Stored data entries
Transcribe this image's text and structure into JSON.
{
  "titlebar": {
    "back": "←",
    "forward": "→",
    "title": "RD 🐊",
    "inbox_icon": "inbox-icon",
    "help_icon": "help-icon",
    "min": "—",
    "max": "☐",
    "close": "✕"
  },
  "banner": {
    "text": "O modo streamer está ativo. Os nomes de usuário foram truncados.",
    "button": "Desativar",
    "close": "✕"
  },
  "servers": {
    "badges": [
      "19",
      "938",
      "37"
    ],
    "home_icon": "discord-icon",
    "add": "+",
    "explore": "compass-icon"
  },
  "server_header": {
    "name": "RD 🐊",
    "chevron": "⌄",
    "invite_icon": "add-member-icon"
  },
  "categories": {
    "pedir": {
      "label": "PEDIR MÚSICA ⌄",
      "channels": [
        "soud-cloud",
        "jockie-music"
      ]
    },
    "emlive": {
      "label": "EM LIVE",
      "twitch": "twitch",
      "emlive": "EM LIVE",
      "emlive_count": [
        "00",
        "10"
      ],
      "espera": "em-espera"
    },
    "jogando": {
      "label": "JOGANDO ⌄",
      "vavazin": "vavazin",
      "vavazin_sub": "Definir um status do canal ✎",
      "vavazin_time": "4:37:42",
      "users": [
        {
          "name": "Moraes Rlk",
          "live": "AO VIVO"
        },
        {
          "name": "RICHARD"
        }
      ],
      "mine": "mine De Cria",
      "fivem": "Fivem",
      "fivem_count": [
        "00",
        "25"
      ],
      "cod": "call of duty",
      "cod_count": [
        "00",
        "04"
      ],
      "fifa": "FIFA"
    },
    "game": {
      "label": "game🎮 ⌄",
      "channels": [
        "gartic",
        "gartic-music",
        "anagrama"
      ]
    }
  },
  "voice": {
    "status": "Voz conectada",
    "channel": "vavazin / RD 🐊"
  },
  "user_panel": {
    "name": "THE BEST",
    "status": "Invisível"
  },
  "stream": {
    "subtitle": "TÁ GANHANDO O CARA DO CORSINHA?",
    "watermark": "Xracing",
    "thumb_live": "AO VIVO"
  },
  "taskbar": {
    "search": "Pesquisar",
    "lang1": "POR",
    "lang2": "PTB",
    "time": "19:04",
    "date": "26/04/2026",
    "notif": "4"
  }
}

• _WHAT IS NEEDED_
Take the lines above and print them exactly.

• _SOLUTION_
Transcribe this image's text and structure into JSON.
{
  "titlebar": {
    "back": "←",
    "forward": "→",
    "title": "RD 🐊",
    "inbox_icon": "inbox-icon",
    "help_icon": "help-icon",
    "min": "—",
    "max": "☐",
    "close": "✕"
  },
  "banner": {
    "text": "O modo streamer está ativo. Os nomes de usuário foram truncados.",
    "button": "Desativar",
    "close": "✕"
  },
  "servers": {
    "badges": [
      "19",
      "938",
      "37"
    ],
    "home_icon": "discord-icon",
    "add": "+",
    "explore": "compass-icon"
  },
  "server_header": {
    "name": "RD 🐊",
    "chevron": "⌄",
    "invite_icon": "add-member-icon"
  },
  "categories": {
    "pedir": {
      "label": "PEDIR MÚSICA ⌄",
      "channels": [
        "soud-cloud",
        "jockie-music"
      ]
    },
    "emlive": {
      "label": "EM LIVE",
      "twitch": "twitch",
      "emlive": "EM LIVE",
      "emlive_count": [
        "00",
        "10"
      ],
      "espera": "em-espera"
    },
    "jogando": {
      "label": "JOGANDO ⌄",
      "vavazin": "vavazin",
      "vavazin_sub": "Definir um status do canal ✎",
      "vavazin_time": "4:37:42",
      "users": [
        {
          "name": "Moraes Rlk",
          "live": "AO VIVO"
        },
        {
          "name": "RICHARD"
        }
      ],
      "mine": "mine De Cria",
      "fivem": "Fivem",
      "fivem_count": [
        "00",
        "25"
      ],
      "cod": "call of duty",
      "cod_count": [
        "00",
        "04"
      ],
      "fifa": "FIFA"
    },
    "game": {
      "label": "game🎮 ⌄",
      "channels": [
        "gartic",
        "gartic-music",
        "anagrama"
      ]
    }
  },
  "voice": {
    "status": "Voz conectada",
    "channel": "vavazin / RD 🐊"
  },
  "user_panel": {
    "name": "THE BEST",
    "status": "Invisível"
  },
  "stream": {
    "subtitle": "TÁ GANHANDO O CARA DO CORSINHA?",
    "watermark": "Xracing",
    "thumb_live": "AO VIVO"
  },
  "taskbar": {
    "search": "Pesquisar",
    "lang1": "POR",
    "lang2": "PTB",
    "time": "19:04",
    "date": "26/04/2026",
    "notif": "4"
  }
}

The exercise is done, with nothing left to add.